» **Selected text**:
^^^^^^^^^^^^^^^^

Kevin Alvin Willis (born September 6, 1962) is an American former professional basketball player mostly known for playing with the Atlanta Hawks in the National Basketball Association (NBA). He was a 7-foot power forward/center. Excluding players not yet eligible, he holds the record for most games played among those not in the Naismith Memorial Basketball Hall of Fame.

Willis is one of fifteen players in NBA history with over 16,000 career points and 11,000 career rebounds. He was named to the NBA Eastern Conference All-Star Team in 1992, when he finished the season with a career-high average of 15.5 rebounds a game. 
Willis holds career averages of 12.2 ppg, 8.4 rpg, and 0.9 apg while averaging 27 minutes per game in 21 NBA seasons. During his 23 years in the league, Willis won one championship, with the San Antonio Spurs in 2003. He shares the second position for most seasons played in the NBA with Robert Parish, Kevin Garnett, and Dirk Nowitzki.

During the 2004–05 season, Willis was the oldest player in the league at age 42, and he would continue to be until his retirement at the conclusion of the 2006–07 season at the age of 44.

High school and college
Born in Los Angeles, Willis graduated from Pershing High School in Detroit and joined the basketball team in his junior year. Willis played competitively at Jackson College for his freshman season and transferred to Michigan State University, where he would play three seasons as a fashion and textiles major.

Professional career

Atlanta Hawks
He was selected in the 1984 NBA draft by the Atlanta Hawks. He played with the Hawks for nine seasons (plus two games of a tenth season) until 1994. Willis teamed with Dominique Wilkins, Spud Webb, and Doc Rivers to frequently guide the Hawks to playoff appearances as well as providing a fierce rebounding presence in the post. Near the end of his stint with the Hawks, he and Wilkins were both made team captains.

^^^^^^^^^^^^^^^^

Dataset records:
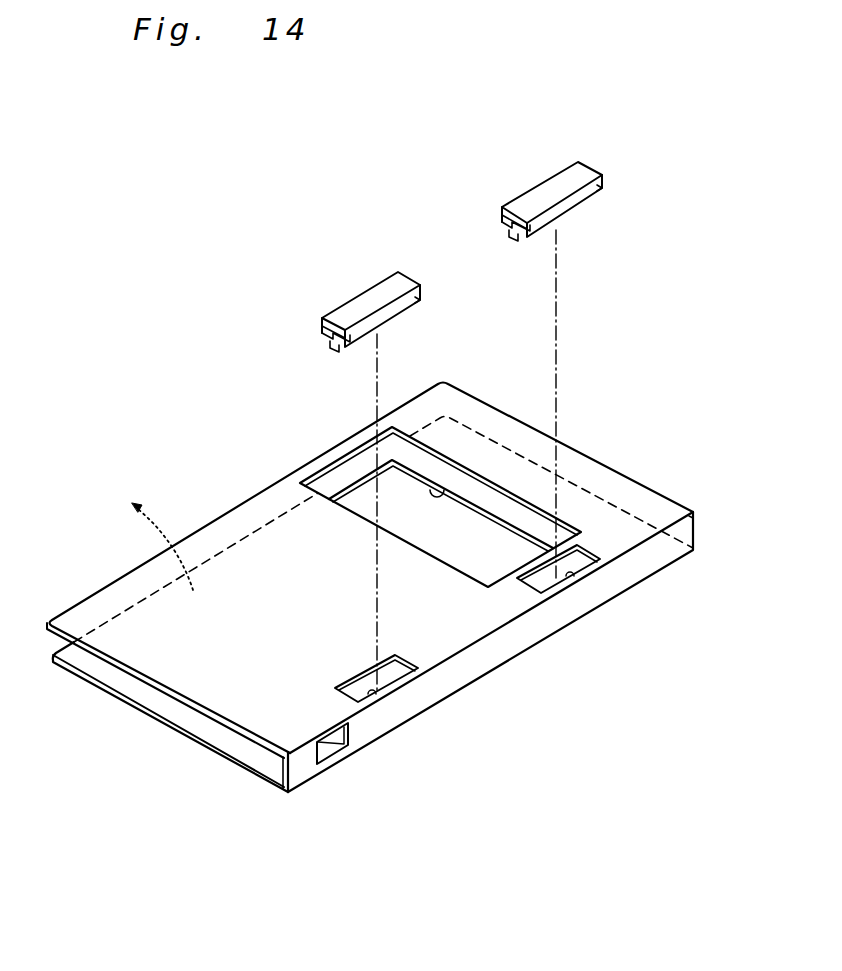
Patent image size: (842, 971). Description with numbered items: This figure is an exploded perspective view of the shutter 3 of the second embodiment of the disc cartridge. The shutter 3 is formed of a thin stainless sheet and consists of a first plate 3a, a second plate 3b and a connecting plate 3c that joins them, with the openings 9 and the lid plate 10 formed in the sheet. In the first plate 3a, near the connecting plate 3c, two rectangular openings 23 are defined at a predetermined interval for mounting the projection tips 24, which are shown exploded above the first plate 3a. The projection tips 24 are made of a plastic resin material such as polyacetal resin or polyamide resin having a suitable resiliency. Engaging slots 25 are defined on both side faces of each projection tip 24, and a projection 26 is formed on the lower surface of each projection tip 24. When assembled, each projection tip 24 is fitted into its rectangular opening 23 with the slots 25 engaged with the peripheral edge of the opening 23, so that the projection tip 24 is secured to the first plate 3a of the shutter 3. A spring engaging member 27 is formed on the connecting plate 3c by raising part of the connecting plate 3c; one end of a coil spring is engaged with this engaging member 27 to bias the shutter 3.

The shutter 3 is at (200, 456).
The first plate 3a is at (142, 658).
The second plate 3b is at (192, 723).
The connecting plate 3c is at (477, 667).
The openings 9 is at (448, 494).
The lid plate 10 is at (233, 571).
The rectangular openings 23 is at (377, 693).
The projection tips 24 is at (369, 302).
The engaging slots 25 is at (323, 337).
The projection 26 is at (331, 347).
The spring engaging member 27 is at (330, 750).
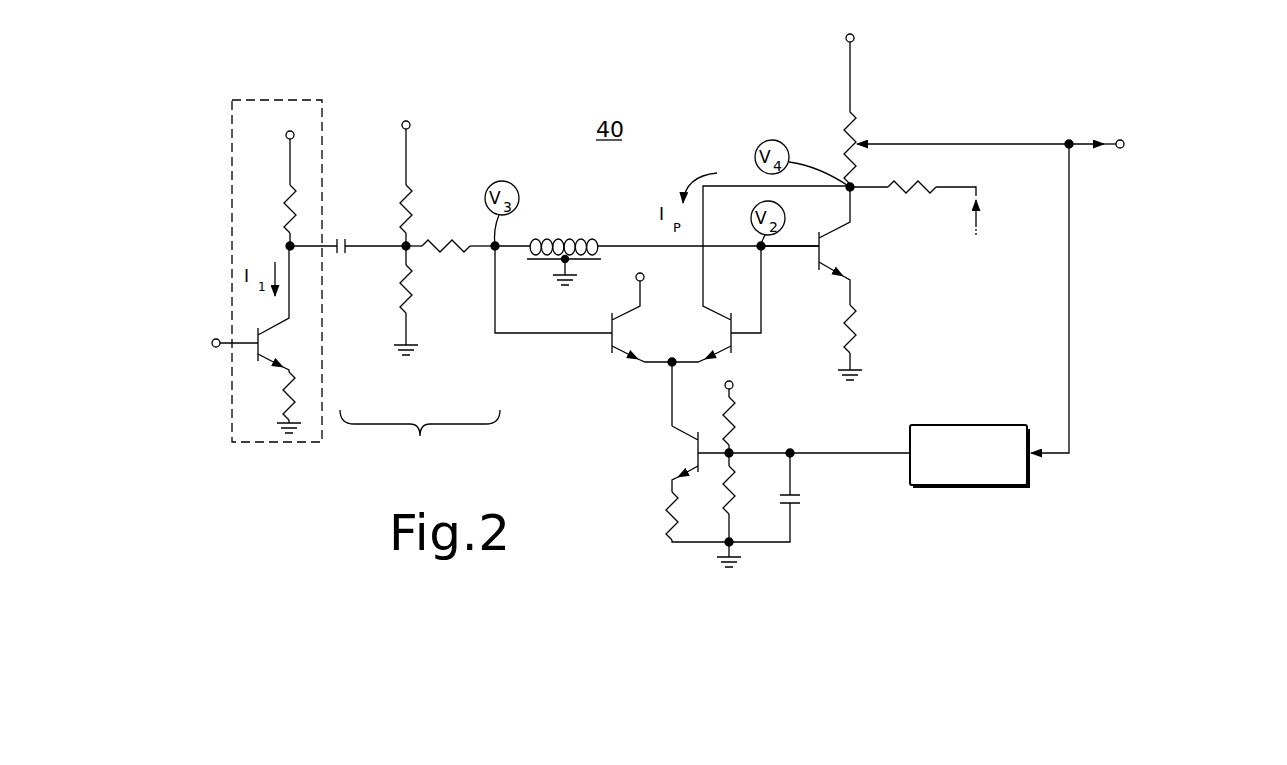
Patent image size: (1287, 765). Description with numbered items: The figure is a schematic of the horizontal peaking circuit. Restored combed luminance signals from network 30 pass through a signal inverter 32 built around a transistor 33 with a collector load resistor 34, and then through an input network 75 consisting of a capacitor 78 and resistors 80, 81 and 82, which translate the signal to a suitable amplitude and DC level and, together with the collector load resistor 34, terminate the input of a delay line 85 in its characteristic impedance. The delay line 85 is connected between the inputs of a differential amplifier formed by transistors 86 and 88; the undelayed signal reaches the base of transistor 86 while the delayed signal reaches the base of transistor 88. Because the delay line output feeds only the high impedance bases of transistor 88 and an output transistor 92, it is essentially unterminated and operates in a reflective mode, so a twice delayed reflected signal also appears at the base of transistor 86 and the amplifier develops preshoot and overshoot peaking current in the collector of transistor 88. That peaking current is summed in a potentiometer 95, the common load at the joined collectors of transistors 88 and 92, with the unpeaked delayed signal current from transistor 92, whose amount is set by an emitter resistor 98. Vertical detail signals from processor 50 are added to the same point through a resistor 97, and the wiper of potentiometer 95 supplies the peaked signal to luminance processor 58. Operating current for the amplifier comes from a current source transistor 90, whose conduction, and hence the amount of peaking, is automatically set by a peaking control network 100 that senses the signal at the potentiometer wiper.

The network 30 is at (168, 363).
The signal inverter 32 is at (290, 442).
The transistor 33 is at (297, 351).
The collector load resistor 34 is at (285, 177).
The processor 50 is at (969, 286).
The luminance processor 58 is at (1167, 159).
The input network 75 is at (429, 468).
The capacitor 78 is at (350, 252).
The resistor 80 is at (409, 171).
The resistor 81 is at (415, 300).
The resistor 82 is at (450, 253).
The delay line 85 is at (568, 241).
The transistor 86 is at (651, 348).
The transistor 88 is at (715, 348).
The transistor 90 is at (683, 463).
The output transistor 92 is at (854, 258).
The potentiometer 95 is at (896, 130).
The resistor 97 is at (930, 187).
The emitter resistor 98 is at (874, 342).
The peaking control network 100 is at (978, 423).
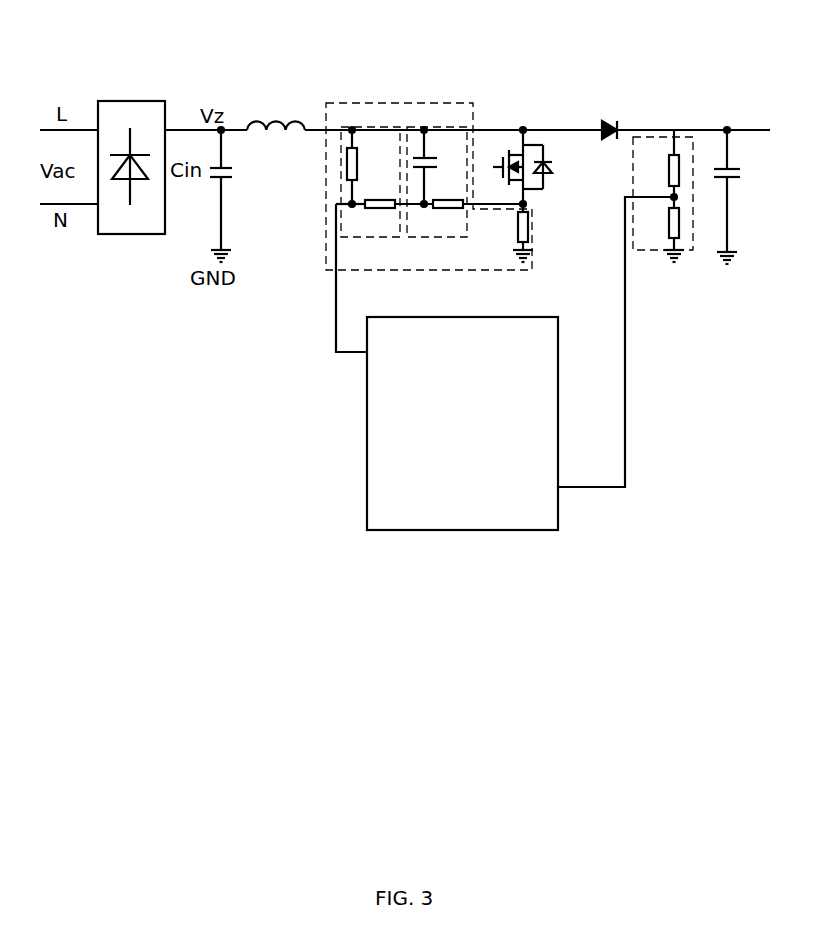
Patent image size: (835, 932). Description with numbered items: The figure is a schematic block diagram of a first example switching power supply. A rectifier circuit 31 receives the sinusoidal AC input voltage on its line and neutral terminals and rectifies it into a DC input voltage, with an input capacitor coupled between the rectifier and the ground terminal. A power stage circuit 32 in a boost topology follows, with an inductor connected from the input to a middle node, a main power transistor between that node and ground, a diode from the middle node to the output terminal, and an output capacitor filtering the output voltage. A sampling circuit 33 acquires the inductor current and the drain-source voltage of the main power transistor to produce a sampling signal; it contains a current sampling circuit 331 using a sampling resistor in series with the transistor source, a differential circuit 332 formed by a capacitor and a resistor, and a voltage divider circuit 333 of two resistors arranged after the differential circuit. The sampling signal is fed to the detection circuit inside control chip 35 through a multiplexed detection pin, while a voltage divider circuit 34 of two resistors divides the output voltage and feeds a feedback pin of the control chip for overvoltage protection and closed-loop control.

The rectifier circuit 31 is at (137, 234).
The power stage circuit 32 is at (522, 76).
The sampling circuit 33 is at (532, 271).
The current sampling circuit 331 is at (517, 213).
The differential circuit 332 is at (428, 238).
The voltage divider circuit 333 is at (377, 238).
The voltage divider circuit 34 is at (693, 214).
The control chip 35 is at (462, 439).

^^^^^^^^^^^^^^^^

» **Exercise task A**: Quote the passage from the Kevin Willis text starting at "Kevin Alvin Willis" and ending at "Hall of Fame.".
» **Exercise task B**: Lay out the lines of the listing as a numbered list, leaving out blank lines, starting at the line that contains "Patent image size: (835, 932)." and ending at the line that contains "The voltage divider circuit 333".

» **Written answer A**:
Kevin Alvin Willis (born September 6, 1962) is an American former professional basketball player mostly known for playing with the Atlanta Hawks in the National Basketball Association (NBA). He was a 7-foot power forward/center. Excluding players not yet eligible, he holds the record for most games played among those not in the Naismith Memorial Basketball Hall of Fame.

» **Written answer B**:
1. Patent image size: (835, 932). Description with numbered items: The figure is a schematic block diagram of a first example switching power supply. A rectifier circuit 31 receives the sinusoidal AC input voltage on its line and neutral terminals and rectifies it into a DC input voltage, with an input capacitor coupled between the rectifier and the ground terminal. A power stage circuit 32 in a boost topology follows, with an inductor connected from the input to a middle node, a main power transistor between that node and ground, a diode from the middle node to the output terminal, and an output capacitor filtering the output voltage. A sampling circuit 33 acquires the inductor current and the drain-source voltage of the main power transistor to produce a sampling signal; it contains a current sampling circuit 331 using a sampling resistor in series with the transistor source, a differential circuit 332 formed by a capacitor and a resistor, and a voltage divider circuit 333 of two resistors arranged after the differential circuit. The sampling signal is fed to the detection circuit inside control chip 35 through a multiplexed detection pin, while a voltage divider circuit 34 of two resistors divides the output voltage and feeds a feedback pin of the control chip for overvoltage protection and closed-loop control.
2. The rectifier circuit 31 is at (137, 234).
3. The power stage circuit 32 is at (522, 76).
4. The sampling circuit 33 is at (532, 271).
5. The current sampling circuit 331 is at (517, 213).
6. The differential circuit 332 is at (428, 238).
7. The voltage divider circuit 333 is at (377, 238).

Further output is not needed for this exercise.